---------- Supplied data

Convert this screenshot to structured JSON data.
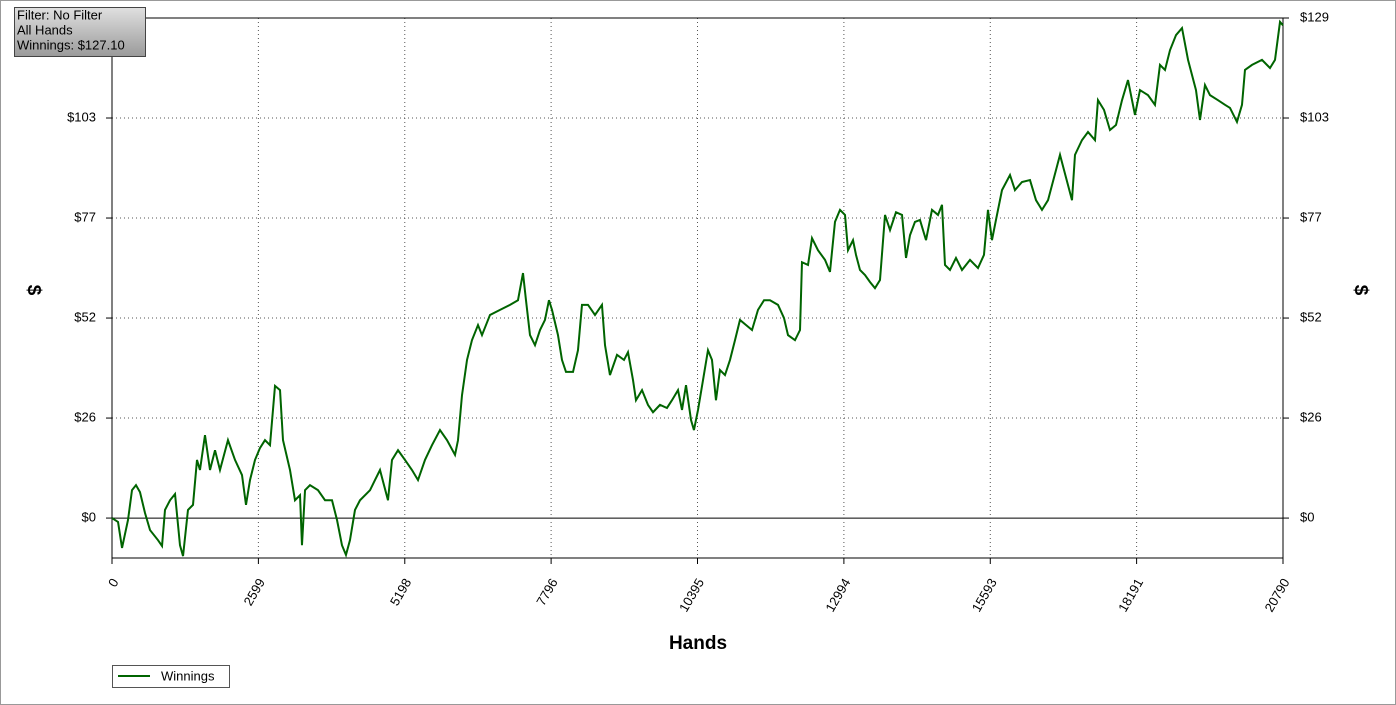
{
  "filter_box": {
    "lines": [
      "Filter: No Filter",
      "All Hands",
      "Winnings: $127.10"
    ]
  },
  "chart_data": {
    "type": "line",
    "x_label": "Hands",
    "y_label": "$",
    "y2_label": "$",
    "grid": true,
    "legend": "bottom-left",
    "xlim": [
      0,
      20790
    ],
    "xticks": [
      0,
      2599,
      5198,
      7796,
      10395,
      12994,
      15593,
      18191,
      20790
    ],
    "ylim": [
      -10.3,
      129
    ],
    "yticks": [
      {
        "value": 0,
        "label": "$0"
      },
      {
        "value": 25.8,
        "label": "$26"
      },
      {
        "value": 51.6,
        "label": "$52"
      },
      {
        "value": 77.4,
        "label": "$77"
      },
      {
        "value": 103.2,
        "label": "$103"
      },
      {
        "value": 129,
        "label": "$129"
      }
    ],
    "x": [
      0,
      107,
      178,
      284,
      355,
      426,
      497,
      586,
      675,
      817,
      888,
      941,
      1030,
      1119,
      1207,
      1261,
      1349,
      1438,
      1509,
      1562,
      1651,
      1740,
      1829,
      1917,
      2059,
      2184,
      2308,
      2379,
      2450,
      2539,
      2628,
      2716,
      2805,
      2894,
      2983,
      3036,
      3160,
      3249,
      3338,
      3373,
      3427,
      3515,
      3657,
      3782,
      3906,
      3995,
      4083,
      4154,
      4225,
      4314,
      4403,
      4581,
      4669,
      4758,
      4900,
      4971,
      5078,
      5202,
      5326,
      5433,
      5557,
      5681,
      5823,
      5948,
      6090,
      6143,
      6214,
      6303,
      6391,
      6498,
      6569,
      6711,
      6889,
      7066,
      7208,
      7297,
      7350,
      7421,
      7510,
      7599,
      7687,
      7758,
      7812,
      7918,
      7989,
      8060,
      8185,
      8273,
      8344,
      8451,
      8575,
      8699,
      8753,
      8841,
      8966,
      9090,
      9161,
      9250,
      9303,
      9410,
      9516,
      9605,
      9729,
      9853,
      9942,
      10049,
      10120,
      10191,
      10280,
      10332,
      10404,
      10493,
      10581,
      10652,
      10723,
      10794,
      10883,
      10972,
      11061,
      11149,
      11256,
      11363,
      11469,
      11576,
      11682,
      11824,
      11931,
      12002,
      12126,
      12215,
      12250,
      12357,
      12428,
      12534,
      12659,
      12747,
      12836,
      12925,
      13014,
      13067,
      13156,
      13209,
      13280,
      13369,
      13457,
      13546,
      13635,
      13724,
      13813,
      13919,
      14026,
      14097,
      14168,
      14256,
      14345,
      14452,
      14558,
      14665,
      14736,
      14789,
      14878,
      14984,
      15091,
      15233,
      15375,
      15481,
      15552,
      15623,
      15694,
      15801,
      15943,
      16031,
      16156,
      16298,
      16405,
      16511,
      16618,
      16760,
      16831,
      16902,
      16973,
      17044,
      17097,
      17221,
      17328,
      17452,
      17505,
      17612,
      17718,
      17825,
      17932,
      18038,
      18162,
      18251,
      18393,
      18517,
      18606,
      18695,
      18784,
      18891,
      18997,
      19104,
      19245,
      19316,
      19405,
      19494,
      19636,
      19760,
      19849,
      19973,
      20062,
      20115,
      20240,
      20417,
      20559,
      20648,
      20737,
      20790
    ],
    "series": [
      {
        "name": "Winnings",
        "color": "#006400",
        "values": [
          0,
          -1.0,
          -7.7,
          -0.5,
          7.2,
          8.5,
          6.7,
          1.3,
          -3.1,
          -5.7,
          -7.2,
          2.1,
          4.6,
          6.2,
          -7.0,
          -9.8,
          2.1,
          3.4,
          15.0,
          12.4,
          21.4,
          12.4,
          17.5,
          12.4,
          20.1,
          15.0,
          11.1,
          3.4,
          9.8,
          15.0,
          18.1,
          20.1,
          18.8,
          34.1,
          33.0,
          20.1,
          12.4,
          4.6,
          5.9,
          -7.0,
          7.2,
          8.5,
          7.2,
          4.6,
          4.6,
          -0.5,
          -7.0,
          -9.5,
          -5.7,
          2.1,
          4.6,
          7.2,
          9.8,
          12.4,
          4.6,
          15.0,
          17.5,
          15.0,
          12.4,
          9.8,
          15.0,
          18.8,
          22.7,
          20.1,
          16.3,
          20.1,
          31.7,
          40.8,
          45.9,
          49.8,
          47.2,
          52.4,
          53.7,
          55.0,
          56.2,
          63.2,
          56.2,
          47.2,
          44.6,
          48.5,
          51.1,
          56.2,
          53.7,
          47.2,
          40.8,
          37.7,
          37.7,
          43.3,
          55.0,
          55.0,
          52.4,
          55.0,
          44.6,
          36.9,
          42.1,
          40.8,
          42.8,
          35.6,
          30.4,
          33.0,
          29.2,
          27.3,
          29.2,
          28.4,
          30.4,
          33.0,
          27.9,
          34.3,
          25.3,
          22.7,
          27.9,
          35.6,
          43.3,
          40.8,
          30.4,
          38.2,
          36.9,
          40.8,
          45.9,
          51.1,
          49.8,
          48.5,
          53.7,
          56.2,
          56.2,
          55.0,
          51.6,
          47.2,
          45.9,
          48.5,
          66.0,
          65.3,
          72.2,
          69.1,
          66.6,
          63.5,
          76.4,
          79.5,
          78.2,
          69.1,
          71.7,
          67.9,
          64.0,
          62.7,
          60.9,
          59.3,
          61.4,
          78.2,
          74.3,
          78.9,
          78.2,
          67.1,
          73.0,
          76.4,
          76.9,
          71.7,
          79.5,
          78.2,
          80.8,
          65.3,
          64.0,
          67.1,
          64.0,
          66.6,
          64.5,
          67.9,
          79.5,
          71.7,
          76.9,
          84.6,
          88.5,
          84.6,
          86.7,
          87.2,
          82.0,
          79.5,
          82.0,
          89.8,
          93.7,
          89.8,
          85.9,
          82.0,
          93.7,
          97.5,
          99.6,
          97.5,
          107.8,
          105.3,
          100.1,
          101.4,
          107.8,
          113.0,
          104.0,
          110.4,
          109.1,
          106.6,
          116.9,
          115.6,
          120.7,
          124.6,
          126.4,
          118.2,
          110.4,
          102.7,
          111.7,
          109.1,
          107.8,
          106.6,
          105.8,
          102.2,
          106.6,
          115.6,
          116.9,
          118.2,
          116.1,
          118.2,
          128.0,
          127.1
        ]
      }
    ]
  }
}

--------------------

Goal: Extract the full listing above verbatim; pictures are to be left out of the copy.

Solution for this problem:
Convert this screenshot to structured JSON data.
{
  "filter_box": {
    "lines": [
      "Filter: No Filter",
      "All Hands",
      "Winnings: $127.10"
    ]
  },
  "chart_data": {
    "type": "line",
    "x_label": "Hands",
    "y_label": "$",
    "y2_label": "$",
    "grid": true,
    "legend": "bottom-left",
    "xlim": [
      0,
      20790
    ],
    "xticks": [
      0,
      2599,
      5198,
      7796,
      10395,
      12994,
      15593,
      18191,
      20790
    ],
    "ylim": [
      -10.3,
      129
    ],
    "yticks": [
      {
        "value": 0,
        "label": "$0"
      },
      {
        "value": 25.8,
        "label": "$26"
      },
      {
        "value": 51.6,
        "label": "$52"
      },
      {
        "value": 77.4,
        "label": "$77"
      },
      {
        "value": 103.2,
        "label": "$103"
      },
      {
        "value": 129,
        "label": "$129"
      }
    ],
    "x": [
      0,
      107,
      178,
      284,
      355,
      426,
      497,
      586,
      675,
      817,
      888,
      941,
      1030,
      1119,
      1207,
      1261,
      1349,
      1438,
      1509,
      1562,
      1651,
      1740,
      1829,
      1917,
      2059,
      2184,
      2308,
      2379,
      2450,
      2539,
      2628,
      2716,
      2805,
      2894,
      2983,
      3036,
      3160,
      3249,
      3338,
      3373,
      3427,
      3515,
      3657,
      3782,
      3906,
      3995,
      4083,
      4154,
      4225,
      4314,
      4403,
      4581,
      4669,
      4758,
      4900,
      4971,
      5078,
      5202,
      5326,
      5433,
      5557,
      5681,
      5823,
      5948,
      6090,
      6143,
      6214,
      6303,
      6391,
      6498,
      6569,
      6711,
      6889,
      7066,
      7208,
      7297,
      7350,
      7421,
      7510,
      7599,
      7687,
      7758,
      7812,
      7918,
      7989,
      8060,
      8185,
      8273,
      8344,
      8451,
      8575,
      8699,
      8753,
      8841,
      8966,
      9090,
      9161,
      9250,
      9303,
      9410,
      9516,
      9605,
      9729,
      9853,
      9942,
      10049,
      10120,
      10191,
      10280,
      10332,
      10404,
      10493,
      10581,
      10652,
      10723,
      10794,
      10883,
      10972,
      11061,
      11149,
      11256,
      11363,
      11469,
      11576,
      11682,
      11824,
      11931,
      12002,
      12126,
      12215,
      12250,
      12357,
      12428,
      12534,
      12659,
      12747,
      12836,
      12925,
      13014,
      13067,
      13156,
      13209,
      13280,
      13369,
      13457,
      13546,
      13635,
      13724,
      13813,
      13919,
      14026,
      14097,
      14168,
      14256,
      14345,
      14452,
      14558,
      14665,
      14736,
      14789,
      14878,
      14984,
      15091,
      15233,
      15375,
      15481,
      15552,
      15623,
      15694,
      15801,
      15943,
      16031,
      16156,
      16298,
      16405,
      16511,
      16618,
      16760,
      16831,
      16902,
      16973,
      17044,
      17097,
      17221,
      17328,
      17452,
      17505,
      17612,
      17718,
      17825,
      17932,
      18038,
      18162,
      18251,
      18393,
      18517,
      18606,
      18695,
      18784,
      18891,
      18997,
      19104,
      19245,
      19316,
      19405,
      19494,
      19636,
      19760,
      19849,
      19973,
      20062,
      20115,
      20240,
      20417,
      20559,
      20648,
      20737,
      20790
    ],
    "series": [
      {
        "name": "Winnings",
        "color": "#006400",
        "values": [
          0,
          -1.0,
          -7.7,
          -0.5,
          7.2,
          8.5,
          6.7,
          1.3,
          -3.1,
          -5.7,
          -7.2,
          2.1,
          4.6,
          6.2,
          -7.0,
          -9.8,
          2.1,
          3.4,
          15.0,
          12.4,
          21.4,
          12.4,
          17.5,
          12.4,
          20.1,
          15.0,
          11.1,
          3.4,
          9.8,
          15.0,
          18.1,
          20.1,
          18.8,
          34.1,
          33.0,
          20.1,
          12.4,
          4.6,
          5.9,
          -7.0,
          7.2,
          8.5,
          7.2,
          4.6,
          4.6,
          -0.5,
          -7.0,
          -9.5,
          -5.7,
          2.1,
          4.6,
          7.2,
          9.8,
          12.4,
          4.6,
          15.0,
          17.5,
          15.0,
          12.4,
          9.8,
          15.0,
          18.8,
          22.7,
          20.1,
          16.3,
          20.1,
          31.7,
          40.8,
          45.9,
          49.8,
          47.2,
          52.4,
          53.7,
          55.0,
          56.2,
          63.2,
          56.2,
          47.2,
          44.6,
          48.5,
          51.1,
          56.2,
          53.7,
          47.2,
          40.8,
          37.7,
          37.7,
          43.3,
          55.0,
          55.0,
          52.4,
          55.0,
          44.6,
          36.9,
          42.1,
          40.8,
          42.8,
          35.6,
          30.4,
          33.0,
          29.2,
          27.3,
          29.2,
          28.4,
          30.4,
          33.0,
          27.9,
          34.3,
          25.3,
          22.7,
          27.9,
          35.6,
          43.3,
          40.8,
          30.4,
          38.2,
          36.9,
          40.8,
          45.9,
          51.1,
          49.8,
          48.5,
          53.7,
          56.2,
          56.2,
          55.0,
          51.6,
          47.2,
          45.9,
          48.5,
          66.0,
          65.3,
          72.2,
          69.1,
          66.6,
          63.5,
          76.4,
          79.5,
          78.2,
          69.1,
          71.7,
          67.9,
          64.0,
          62.7,
          60.9,
          59.3,
          61.4,
          78.2,
          74.3,
          78.9,
          78.2,
          67.1,
          73.0,
          76.4,
          76.9,
          71.7,
          79.5,
          78.2,
          80.8,
          65.3,
          64.0,
          67.1,
          64.0,
          66.6,
          64.5,
          67.9,
          79.5,
          71.7,
          76.9,
          84.6,
          88.5,
          84.6,
          86.7,
          87.2,
          82.0,
          79.5,
          82.0,
          89.8,
          93.7,
          89.8,
          85.9,
          82.0,
          93.7,
          97.5,
          99.6,
          97.5,
          107.8,
          105.3,
          100.1,
          101.4,
          107.8,
          113.0,
          104.0,
          110.4,
          109.1,
          106.6,
          116.9,
          115.6,
          120.7,
          124.6,
          126.4,
          118.2,
          110.4,
          102.7,
          111.7,
          109.1,
          107.8,
          106.6,
          105.8,
          102.2,
          106.6,
          115.6,
          116.9,
          118.2,
          116.1,
          118.2,
          128.0,
          127.1
        ]
      }
    ]
  }
}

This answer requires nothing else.